THE EXERCISE:
In the listing that follows, count every line with the word "output" in it and write only the total.

WORKING DATA:
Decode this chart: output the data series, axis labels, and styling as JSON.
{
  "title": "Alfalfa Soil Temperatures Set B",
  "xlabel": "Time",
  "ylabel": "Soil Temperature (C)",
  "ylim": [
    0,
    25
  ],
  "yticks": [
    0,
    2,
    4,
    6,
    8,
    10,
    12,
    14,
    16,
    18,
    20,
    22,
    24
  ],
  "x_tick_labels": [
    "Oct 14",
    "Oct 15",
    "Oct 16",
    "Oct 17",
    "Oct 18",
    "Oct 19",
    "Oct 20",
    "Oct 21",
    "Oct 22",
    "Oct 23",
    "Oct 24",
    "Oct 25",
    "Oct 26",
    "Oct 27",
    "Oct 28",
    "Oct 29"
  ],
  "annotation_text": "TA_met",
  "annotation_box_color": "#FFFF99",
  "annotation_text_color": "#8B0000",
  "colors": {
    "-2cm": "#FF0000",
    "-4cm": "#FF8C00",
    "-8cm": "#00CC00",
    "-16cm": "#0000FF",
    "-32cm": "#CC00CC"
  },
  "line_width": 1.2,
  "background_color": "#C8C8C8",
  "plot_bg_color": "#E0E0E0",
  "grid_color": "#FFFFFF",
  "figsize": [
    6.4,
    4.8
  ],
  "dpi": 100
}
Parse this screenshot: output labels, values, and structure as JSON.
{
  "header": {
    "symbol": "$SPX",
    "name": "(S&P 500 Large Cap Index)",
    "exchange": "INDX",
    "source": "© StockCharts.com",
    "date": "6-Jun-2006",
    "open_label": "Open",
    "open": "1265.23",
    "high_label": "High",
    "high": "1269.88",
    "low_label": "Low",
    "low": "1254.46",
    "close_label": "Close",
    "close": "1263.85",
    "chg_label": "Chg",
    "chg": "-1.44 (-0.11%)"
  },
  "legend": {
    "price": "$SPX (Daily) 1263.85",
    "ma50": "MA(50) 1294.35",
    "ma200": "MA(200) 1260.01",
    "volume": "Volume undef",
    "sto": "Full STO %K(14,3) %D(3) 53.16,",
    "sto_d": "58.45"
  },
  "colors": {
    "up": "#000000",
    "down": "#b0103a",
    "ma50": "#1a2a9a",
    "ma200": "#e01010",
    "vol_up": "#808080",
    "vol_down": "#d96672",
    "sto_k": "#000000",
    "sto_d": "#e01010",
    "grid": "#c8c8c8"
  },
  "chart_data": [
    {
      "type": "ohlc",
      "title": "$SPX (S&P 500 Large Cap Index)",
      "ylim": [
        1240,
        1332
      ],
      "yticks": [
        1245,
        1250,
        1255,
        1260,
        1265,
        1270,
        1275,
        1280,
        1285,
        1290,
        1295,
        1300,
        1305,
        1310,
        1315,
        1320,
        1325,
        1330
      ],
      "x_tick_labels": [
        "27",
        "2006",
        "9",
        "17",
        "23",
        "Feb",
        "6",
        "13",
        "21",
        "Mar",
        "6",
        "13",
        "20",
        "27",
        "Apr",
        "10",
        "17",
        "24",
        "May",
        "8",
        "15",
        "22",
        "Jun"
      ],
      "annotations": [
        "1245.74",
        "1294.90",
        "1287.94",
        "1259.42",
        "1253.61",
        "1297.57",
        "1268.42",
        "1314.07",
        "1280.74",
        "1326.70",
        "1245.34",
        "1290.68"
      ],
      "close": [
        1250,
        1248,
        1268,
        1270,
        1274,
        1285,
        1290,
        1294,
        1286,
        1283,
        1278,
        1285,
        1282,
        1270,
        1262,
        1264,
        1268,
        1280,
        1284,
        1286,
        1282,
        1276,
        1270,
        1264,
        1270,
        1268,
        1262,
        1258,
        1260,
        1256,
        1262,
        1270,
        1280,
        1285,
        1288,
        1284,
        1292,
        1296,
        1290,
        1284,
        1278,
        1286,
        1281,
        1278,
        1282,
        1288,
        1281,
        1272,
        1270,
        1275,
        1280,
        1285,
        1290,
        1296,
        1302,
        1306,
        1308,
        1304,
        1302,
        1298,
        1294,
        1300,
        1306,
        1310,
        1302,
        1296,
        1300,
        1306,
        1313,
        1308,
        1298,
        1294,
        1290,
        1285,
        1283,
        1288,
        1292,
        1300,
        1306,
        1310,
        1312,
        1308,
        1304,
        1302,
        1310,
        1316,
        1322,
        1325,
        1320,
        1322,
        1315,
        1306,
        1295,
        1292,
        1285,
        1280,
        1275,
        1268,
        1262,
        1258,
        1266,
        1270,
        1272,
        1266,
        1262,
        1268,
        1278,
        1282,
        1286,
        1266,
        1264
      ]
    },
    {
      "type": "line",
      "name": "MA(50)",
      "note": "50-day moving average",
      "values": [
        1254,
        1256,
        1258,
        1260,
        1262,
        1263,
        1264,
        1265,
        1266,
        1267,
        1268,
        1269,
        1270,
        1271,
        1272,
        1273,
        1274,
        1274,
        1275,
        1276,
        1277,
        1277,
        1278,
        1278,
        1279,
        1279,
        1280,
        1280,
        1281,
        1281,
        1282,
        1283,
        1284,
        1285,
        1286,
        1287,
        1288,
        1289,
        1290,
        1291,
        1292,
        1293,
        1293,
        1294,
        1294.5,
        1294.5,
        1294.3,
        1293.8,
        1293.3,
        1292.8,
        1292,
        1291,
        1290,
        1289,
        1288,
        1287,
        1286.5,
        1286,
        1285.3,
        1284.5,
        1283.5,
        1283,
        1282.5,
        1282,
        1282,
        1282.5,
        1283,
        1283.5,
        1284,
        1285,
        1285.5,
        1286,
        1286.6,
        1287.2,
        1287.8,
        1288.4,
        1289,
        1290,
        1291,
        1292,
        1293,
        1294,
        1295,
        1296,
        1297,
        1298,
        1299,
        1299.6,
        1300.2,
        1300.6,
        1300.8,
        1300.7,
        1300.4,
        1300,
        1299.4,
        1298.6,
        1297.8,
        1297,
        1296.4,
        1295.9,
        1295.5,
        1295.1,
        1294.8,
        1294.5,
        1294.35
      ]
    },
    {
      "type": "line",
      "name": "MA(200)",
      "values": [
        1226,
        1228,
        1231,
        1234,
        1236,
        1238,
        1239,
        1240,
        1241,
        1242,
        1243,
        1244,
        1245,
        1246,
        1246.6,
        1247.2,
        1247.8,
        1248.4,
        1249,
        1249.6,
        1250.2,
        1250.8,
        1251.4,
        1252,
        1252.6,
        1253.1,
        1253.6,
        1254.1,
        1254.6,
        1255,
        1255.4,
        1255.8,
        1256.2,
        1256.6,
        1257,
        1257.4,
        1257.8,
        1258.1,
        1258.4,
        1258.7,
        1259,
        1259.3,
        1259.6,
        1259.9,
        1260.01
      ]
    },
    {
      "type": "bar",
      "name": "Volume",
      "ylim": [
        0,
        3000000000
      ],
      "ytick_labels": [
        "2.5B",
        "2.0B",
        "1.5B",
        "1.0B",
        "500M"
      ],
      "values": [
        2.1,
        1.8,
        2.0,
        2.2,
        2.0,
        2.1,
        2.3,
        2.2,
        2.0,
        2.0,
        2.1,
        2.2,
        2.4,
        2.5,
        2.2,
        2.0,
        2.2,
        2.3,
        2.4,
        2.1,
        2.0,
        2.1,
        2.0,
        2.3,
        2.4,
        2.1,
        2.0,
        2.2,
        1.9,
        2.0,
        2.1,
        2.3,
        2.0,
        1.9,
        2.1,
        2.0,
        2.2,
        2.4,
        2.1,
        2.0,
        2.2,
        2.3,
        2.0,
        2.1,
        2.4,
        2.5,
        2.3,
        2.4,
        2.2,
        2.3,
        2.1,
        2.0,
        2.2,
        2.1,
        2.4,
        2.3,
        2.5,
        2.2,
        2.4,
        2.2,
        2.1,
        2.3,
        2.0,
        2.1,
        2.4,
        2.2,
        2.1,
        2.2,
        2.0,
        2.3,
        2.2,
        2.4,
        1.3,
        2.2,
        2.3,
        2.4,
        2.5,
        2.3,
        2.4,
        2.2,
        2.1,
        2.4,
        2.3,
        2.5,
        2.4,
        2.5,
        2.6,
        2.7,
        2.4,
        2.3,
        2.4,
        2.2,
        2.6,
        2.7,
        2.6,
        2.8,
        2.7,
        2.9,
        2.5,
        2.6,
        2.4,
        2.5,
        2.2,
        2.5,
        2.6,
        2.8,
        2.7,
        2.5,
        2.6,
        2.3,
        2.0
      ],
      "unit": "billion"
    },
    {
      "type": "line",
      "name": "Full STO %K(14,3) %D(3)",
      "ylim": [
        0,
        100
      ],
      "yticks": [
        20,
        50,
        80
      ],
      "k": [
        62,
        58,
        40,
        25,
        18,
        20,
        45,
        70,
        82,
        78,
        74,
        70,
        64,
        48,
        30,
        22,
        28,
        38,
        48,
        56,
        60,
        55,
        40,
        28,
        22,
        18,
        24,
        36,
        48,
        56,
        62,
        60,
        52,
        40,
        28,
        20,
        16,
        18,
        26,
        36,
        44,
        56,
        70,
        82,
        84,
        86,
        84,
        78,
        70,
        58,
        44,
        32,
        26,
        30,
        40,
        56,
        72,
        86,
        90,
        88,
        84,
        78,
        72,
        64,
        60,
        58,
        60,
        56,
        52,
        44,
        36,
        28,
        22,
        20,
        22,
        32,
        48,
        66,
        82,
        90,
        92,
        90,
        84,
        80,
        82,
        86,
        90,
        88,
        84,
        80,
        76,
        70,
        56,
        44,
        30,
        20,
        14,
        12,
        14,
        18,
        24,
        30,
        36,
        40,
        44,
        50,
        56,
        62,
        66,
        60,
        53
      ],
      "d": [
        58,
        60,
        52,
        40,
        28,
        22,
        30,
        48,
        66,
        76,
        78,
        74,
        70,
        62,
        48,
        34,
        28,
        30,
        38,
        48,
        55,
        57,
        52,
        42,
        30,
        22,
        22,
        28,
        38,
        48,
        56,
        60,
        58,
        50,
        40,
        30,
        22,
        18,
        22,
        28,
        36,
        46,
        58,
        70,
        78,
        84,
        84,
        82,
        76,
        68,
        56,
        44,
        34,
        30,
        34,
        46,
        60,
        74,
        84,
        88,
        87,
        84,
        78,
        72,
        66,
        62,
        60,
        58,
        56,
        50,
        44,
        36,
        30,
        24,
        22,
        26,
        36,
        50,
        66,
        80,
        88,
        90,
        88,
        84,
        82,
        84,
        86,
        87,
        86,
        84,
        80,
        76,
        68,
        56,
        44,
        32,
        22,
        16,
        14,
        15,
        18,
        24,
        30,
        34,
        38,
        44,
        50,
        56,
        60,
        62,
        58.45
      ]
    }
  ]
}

WRITTEN SOLUTION:
2